[Adnotacje ramek ograniczających]
━━━━━━━━━━━━━━━━
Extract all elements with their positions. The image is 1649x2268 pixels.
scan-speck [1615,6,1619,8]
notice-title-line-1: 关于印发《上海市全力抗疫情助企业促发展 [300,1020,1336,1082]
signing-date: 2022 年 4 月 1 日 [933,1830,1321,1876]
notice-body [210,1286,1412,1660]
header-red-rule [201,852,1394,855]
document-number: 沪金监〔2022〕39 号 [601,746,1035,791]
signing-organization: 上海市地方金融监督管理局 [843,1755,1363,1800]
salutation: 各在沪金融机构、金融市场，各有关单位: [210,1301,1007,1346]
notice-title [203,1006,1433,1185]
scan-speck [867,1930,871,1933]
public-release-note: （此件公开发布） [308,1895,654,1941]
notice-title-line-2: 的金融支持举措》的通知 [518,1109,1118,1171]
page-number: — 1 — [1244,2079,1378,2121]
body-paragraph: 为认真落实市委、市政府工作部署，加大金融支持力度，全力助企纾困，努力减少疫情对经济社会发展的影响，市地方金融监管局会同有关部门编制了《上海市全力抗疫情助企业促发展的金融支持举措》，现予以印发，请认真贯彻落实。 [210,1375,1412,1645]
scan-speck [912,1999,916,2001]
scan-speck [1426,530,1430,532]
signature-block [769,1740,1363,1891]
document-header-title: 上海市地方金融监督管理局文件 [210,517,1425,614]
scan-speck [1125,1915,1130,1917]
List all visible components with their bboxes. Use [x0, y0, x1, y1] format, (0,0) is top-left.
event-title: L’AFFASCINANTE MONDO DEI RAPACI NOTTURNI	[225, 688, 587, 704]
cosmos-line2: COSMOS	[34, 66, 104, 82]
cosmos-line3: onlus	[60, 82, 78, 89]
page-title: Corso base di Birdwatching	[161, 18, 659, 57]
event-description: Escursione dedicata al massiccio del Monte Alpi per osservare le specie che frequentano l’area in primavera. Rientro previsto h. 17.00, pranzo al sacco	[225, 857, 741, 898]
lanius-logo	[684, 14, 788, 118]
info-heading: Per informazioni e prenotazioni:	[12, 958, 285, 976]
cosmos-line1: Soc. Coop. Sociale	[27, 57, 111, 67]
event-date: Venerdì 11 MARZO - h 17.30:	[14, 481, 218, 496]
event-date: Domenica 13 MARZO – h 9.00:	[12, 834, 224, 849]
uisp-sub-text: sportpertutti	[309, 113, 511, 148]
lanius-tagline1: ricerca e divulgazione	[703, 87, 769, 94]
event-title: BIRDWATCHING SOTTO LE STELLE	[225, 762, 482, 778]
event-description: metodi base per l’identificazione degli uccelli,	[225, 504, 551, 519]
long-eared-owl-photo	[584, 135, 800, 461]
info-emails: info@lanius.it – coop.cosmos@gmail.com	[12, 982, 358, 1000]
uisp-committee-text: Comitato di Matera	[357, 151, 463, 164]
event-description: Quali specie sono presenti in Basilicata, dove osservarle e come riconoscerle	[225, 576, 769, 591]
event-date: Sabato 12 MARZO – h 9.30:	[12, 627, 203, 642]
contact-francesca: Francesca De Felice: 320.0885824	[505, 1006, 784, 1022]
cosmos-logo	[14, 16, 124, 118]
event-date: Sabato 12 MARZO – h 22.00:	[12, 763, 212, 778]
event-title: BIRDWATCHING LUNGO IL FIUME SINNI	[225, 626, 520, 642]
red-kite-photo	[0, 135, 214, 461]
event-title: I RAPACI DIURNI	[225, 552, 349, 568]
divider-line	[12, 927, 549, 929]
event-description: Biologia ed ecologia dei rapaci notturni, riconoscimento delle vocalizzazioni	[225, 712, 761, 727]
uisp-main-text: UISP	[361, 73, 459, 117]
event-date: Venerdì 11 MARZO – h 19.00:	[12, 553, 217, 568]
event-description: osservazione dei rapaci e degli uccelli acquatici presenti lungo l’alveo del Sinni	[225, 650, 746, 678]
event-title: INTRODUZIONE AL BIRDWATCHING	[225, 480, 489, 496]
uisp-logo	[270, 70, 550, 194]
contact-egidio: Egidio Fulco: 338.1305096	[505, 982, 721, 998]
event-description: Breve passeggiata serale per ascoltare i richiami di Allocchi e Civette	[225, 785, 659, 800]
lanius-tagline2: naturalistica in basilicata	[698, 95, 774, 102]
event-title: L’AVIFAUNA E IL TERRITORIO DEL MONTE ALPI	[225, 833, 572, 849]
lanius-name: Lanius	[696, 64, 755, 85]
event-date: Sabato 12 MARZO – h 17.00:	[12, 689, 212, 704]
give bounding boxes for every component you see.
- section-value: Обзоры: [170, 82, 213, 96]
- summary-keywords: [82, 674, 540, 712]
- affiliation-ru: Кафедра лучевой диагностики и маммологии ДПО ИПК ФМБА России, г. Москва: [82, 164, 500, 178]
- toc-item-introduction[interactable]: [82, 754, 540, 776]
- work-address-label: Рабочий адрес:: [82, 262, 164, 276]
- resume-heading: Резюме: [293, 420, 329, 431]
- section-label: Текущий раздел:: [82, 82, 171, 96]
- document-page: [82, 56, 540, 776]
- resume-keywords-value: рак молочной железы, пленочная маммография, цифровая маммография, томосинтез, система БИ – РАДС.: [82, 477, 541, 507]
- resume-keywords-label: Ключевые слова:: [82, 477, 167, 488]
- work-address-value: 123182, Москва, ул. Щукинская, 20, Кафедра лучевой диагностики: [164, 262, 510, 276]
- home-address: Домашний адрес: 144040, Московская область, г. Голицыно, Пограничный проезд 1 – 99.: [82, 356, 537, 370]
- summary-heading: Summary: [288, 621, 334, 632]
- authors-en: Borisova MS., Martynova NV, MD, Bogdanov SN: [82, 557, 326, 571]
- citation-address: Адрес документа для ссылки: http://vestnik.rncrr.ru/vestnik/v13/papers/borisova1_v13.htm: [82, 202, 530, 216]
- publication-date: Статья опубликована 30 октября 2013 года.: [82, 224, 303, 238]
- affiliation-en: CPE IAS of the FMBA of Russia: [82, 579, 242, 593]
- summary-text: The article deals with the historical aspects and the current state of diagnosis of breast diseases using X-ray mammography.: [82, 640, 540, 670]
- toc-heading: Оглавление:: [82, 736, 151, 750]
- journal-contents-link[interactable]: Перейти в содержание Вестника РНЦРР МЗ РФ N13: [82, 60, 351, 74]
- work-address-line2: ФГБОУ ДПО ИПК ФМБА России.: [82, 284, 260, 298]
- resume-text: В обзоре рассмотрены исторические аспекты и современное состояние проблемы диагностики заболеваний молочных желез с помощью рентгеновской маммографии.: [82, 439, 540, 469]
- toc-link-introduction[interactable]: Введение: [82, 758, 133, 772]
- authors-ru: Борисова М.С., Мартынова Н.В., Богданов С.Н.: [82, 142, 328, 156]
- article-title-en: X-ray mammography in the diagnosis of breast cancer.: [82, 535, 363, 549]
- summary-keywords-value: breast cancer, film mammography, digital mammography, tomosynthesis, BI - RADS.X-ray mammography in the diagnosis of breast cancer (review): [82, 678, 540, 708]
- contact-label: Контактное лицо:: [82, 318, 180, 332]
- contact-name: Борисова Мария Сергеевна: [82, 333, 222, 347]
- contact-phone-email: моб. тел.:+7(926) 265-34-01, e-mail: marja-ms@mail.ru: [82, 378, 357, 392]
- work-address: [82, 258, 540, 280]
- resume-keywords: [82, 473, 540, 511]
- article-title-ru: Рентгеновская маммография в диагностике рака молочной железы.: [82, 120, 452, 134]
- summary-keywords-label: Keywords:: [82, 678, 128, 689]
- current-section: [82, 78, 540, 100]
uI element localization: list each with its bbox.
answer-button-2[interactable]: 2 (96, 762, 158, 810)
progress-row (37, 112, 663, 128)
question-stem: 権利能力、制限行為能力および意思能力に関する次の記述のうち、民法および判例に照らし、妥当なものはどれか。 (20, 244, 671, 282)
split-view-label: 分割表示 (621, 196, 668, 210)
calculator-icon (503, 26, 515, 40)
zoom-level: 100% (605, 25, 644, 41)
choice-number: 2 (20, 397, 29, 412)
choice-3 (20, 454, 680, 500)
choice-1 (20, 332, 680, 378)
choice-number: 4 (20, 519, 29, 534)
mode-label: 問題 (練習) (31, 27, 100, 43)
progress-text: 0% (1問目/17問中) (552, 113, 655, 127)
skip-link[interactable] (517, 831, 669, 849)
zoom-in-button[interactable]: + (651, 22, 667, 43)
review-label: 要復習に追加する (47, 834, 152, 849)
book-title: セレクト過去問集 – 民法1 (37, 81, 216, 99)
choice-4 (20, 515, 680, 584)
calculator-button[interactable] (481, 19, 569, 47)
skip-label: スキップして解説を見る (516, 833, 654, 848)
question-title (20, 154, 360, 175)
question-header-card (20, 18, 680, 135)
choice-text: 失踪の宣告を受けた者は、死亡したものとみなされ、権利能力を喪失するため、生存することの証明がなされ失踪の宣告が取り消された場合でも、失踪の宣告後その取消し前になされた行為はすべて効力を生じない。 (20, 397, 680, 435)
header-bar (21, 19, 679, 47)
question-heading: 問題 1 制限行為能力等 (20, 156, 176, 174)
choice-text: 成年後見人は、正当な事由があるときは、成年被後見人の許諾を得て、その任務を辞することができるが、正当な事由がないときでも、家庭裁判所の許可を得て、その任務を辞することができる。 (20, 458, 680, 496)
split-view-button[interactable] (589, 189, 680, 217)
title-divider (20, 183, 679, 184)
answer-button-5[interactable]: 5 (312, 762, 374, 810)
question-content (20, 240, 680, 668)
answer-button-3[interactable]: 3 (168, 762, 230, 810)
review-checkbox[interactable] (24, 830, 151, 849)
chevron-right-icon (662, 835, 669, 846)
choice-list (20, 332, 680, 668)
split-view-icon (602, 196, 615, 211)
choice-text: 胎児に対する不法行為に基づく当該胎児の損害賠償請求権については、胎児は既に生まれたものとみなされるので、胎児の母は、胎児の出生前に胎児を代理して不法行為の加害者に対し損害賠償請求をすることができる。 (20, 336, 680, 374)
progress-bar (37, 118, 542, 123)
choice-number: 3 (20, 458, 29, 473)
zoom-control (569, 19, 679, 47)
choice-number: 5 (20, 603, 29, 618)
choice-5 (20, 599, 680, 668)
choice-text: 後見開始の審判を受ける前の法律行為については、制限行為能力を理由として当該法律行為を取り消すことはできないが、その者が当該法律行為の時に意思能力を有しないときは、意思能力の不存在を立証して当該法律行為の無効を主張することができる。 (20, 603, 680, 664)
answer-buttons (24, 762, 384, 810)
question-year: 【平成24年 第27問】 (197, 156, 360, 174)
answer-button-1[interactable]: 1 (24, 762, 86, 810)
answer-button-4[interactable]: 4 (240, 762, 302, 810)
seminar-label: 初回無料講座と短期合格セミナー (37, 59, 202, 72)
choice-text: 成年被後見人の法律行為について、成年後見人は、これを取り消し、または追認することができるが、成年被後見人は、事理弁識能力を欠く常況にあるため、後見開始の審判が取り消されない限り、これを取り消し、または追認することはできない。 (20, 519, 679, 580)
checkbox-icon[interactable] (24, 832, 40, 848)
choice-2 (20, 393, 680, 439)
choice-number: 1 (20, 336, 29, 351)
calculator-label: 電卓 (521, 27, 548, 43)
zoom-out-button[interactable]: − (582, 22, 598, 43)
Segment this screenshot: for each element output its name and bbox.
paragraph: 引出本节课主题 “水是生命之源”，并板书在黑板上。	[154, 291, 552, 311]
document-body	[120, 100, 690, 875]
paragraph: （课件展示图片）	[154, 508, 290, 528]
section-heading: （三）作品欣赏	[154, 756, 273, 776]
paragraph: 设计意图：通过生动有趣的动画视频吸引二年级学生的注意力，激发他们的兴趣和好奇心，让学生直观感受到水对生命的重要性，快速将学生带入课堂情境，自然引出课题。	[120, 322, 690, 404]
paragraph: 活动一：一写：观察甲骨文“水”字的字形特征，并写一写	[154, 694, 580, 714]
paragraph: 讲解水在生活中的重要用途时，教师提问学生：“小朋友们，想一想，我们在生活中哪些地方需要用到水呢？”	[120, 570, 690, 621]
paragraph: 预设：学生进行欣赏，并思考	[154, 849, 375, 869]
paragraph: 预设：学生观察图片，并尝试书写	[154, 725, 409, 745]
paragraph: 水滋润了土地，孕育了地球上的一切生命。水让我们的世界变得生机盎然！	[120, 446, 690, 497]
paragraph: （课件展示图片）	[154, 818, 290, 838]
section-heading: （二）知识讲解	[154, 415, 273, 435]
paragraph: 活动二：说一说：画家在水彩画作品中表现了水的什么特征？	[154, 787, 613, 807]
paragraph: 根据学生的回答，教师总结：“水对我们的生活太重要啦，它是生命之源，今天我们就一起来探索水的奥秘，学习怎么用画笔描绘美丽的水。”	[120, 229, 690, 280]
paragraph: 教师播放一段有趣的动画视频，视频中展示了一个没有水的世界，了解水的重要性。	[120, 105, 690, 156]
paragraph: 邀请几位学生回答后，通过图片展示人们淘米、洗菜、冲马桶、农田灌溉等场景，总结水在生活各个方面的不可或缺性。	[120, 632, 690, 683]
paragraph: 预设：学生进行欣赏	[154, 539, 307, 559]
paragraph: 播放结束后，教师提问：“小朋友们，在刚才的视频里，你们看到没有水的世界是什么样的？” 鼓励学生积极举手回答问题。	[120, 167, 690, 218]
━━━━━━━━━━━━━━━━
Proszę przepisać bez zmian wiersze od początku danych do wiersza zawierającego „event-date: Domenica 13”, łącznie z oboma krańcowymi.

Extract all elements with their positions. The image is 1649x2268 pixels.
scan-speck [1615,6,1619,8]
notice-title-line-1: 关于印发《上海市全力抗疫情助企业促发展 [300,1020,1336,1082]
signing-date: 2022 年 4 月 1 日 [933,1830,1321,1876]
notice-body [210,1286,1412,1660]
header-red-rule [201,852,1394,855]
document-number: 沪金监〔2022〕39 号 [601,746,1035,791]
signing-organization: 上海市地方金融监督管理局 [843,1755,1363,1800]
salutation: 各在沪金融机构、金融市场，各有关单位: [210,1301,1007,1346]
notice-title [203,1006,1433,1185]
scan-speck [867,1930,871,1933]
public-release-note: （此件公开发布） [308,1895,654,1941]
notice-title-line-2: 的金融支持举措》的通知 [518,1109,1118,1171]
page-number: — 1 — [1244,2079,1378,2121]
body-paragraph: 为认真落实市委、市政府工作部署，加大金融支持力度，全力助企纾困，努力减少疫情对经济社会发展的影响，市地方金融监管局会同有关部门编制了《上海市全力抗疫情助企业促发展的金融支持举措》，现予以印发，请认真贯彻落实。 [210,1375,1412,1645]
scan-speck [912,1999,916,2001]
scan-speck [1426,530,1430,532]
signature-block [769,1740,1363,1891]
document-header-title: 上海市地方金融监督管理局文件 [210,517,1425,614]
scan-speck [1125,1915,1130,1917]
List all visible components with their bboxes. Use [x0, y0, x1, y1] format, (0,0) is top-left.
event-title: L’AFFASCINANTE MONDO DEI RAPACI NOTTURNI	[225, 688, 587, 704]
cosmos-line2: COSMOS	[34, 66, 104, 82]
cosmos-line3: onlus	[60, 82, 78, 89]
page-title: Corso base di Birdwatching	[161, 18, 659, 57]
event-description: Escursione dedicata al massiccio del Monte Alpi per osservare le specie che frequentano l’area in primavera. Rientro previsto h. 17.00, pranzo al sacco	[225, 857, 741, 898]
lanius-logo	[684, 14, 788, 118]
info-heading: Per informazioni e prenotazioni:	[12, 958, 285, 976]
cosmos-line1: Soc. Coop. Sociale	[27, 57, 111, 67]
event-date: Venerdì 11 MARZO - h 17.30:	[14, 481, 218, 496]
event-date: Domenica 13 MARZO – h 9.00:	[12, 834, 224, 849]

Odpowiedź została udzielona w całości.